Work instructions
All lines holding the string "Average" are to be shown.

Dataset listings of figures

---

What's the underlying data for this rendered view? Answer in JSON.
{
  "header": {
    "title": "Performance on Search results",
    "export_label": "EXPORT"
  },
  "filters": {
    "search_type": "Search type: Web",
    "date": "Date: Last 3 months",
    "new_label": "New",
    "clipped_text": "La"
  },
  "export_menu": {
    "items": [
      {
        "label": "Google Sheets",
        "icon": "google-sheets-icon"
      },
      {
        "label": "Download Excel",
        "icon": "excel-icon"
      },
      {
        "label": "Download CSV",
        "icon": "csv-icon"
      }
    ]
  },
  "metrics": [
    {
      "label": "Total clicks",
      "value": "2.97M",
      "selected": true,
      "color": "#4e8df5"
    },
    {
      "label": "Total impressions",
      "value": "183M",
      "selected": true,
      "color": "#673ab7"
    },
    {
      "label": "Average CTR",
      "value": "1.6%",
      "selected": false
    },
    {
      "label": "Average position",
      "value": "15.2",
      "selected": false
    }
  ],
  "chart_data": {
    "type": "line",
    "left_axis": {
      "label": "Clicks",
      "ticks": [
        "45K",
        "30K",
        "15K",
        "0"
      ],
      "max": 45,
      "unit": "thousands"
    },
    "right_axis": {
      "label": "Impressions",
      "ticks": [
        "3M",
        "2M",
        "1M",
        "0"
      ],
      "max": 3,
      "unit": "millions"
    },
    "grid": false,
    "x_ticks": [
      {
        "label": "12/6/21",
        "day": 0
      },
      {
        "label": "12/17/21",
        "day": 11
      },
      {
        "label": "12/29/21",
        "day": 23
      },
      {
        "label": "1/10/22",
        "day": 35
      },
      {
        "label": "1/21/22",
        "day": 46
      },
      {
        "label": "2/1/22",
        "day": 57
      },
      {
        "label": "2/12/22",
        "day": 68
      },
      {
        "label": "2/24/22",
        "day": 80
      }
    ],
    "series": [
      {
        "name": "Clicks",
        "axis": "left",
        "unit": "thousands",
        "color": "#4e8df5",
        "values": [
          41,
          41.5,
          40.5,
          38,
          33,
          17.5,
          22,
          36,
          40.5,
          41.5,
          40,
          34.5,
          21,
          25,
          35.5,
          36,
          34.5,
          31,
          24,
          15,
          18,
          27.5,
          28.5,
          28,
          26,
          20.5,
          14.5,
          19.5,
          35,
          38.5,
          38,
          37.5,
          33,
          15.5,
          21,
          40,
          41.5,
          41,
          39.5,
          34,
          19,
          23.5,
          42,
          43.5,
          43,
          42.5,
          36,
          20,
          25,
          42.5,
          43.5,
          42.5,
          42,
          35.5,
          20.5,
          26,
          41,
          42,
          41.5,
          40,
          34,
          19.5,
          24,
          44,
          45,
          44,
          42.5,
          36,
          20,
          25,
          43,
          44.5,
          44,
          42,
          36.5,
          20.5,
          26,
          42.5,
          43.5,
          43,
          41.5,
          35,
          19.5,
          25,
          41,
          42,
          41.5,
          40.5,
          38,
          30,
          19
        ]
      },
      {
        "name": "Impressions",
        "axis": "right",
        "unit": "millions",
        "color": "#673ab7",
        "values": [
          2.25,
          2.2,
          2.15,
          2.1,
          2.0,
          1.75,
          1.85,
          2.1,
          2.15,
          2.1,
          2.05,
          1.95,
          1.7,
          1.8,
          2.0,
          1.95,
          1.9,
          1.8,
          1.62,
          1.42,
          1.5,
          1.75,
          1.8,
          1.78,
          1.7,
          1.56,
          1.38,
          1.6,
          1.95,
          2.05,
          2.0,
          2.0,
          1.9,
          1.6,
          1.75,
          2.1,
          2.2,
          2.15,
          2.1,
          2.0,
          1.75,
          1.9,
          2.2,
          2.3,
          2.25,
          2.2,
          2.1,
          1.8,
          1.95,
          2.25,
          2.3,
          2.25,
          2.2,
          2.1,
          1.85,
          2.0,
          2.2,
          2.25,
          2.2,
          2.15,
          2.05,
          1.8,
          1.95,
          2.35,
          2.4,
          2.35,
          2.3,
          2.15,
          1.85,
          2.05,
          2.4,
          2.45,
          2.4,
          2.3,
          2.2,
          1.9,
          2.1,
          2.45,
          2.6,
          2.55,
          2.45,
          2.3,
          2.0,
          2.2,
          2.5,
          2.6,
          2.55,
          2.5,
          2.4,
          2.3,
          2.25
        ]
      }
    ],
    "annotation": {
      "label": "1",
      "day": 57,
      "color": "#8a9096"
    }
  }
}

---

Expected output
      "label": "Average CTR",
      "label": "Average position",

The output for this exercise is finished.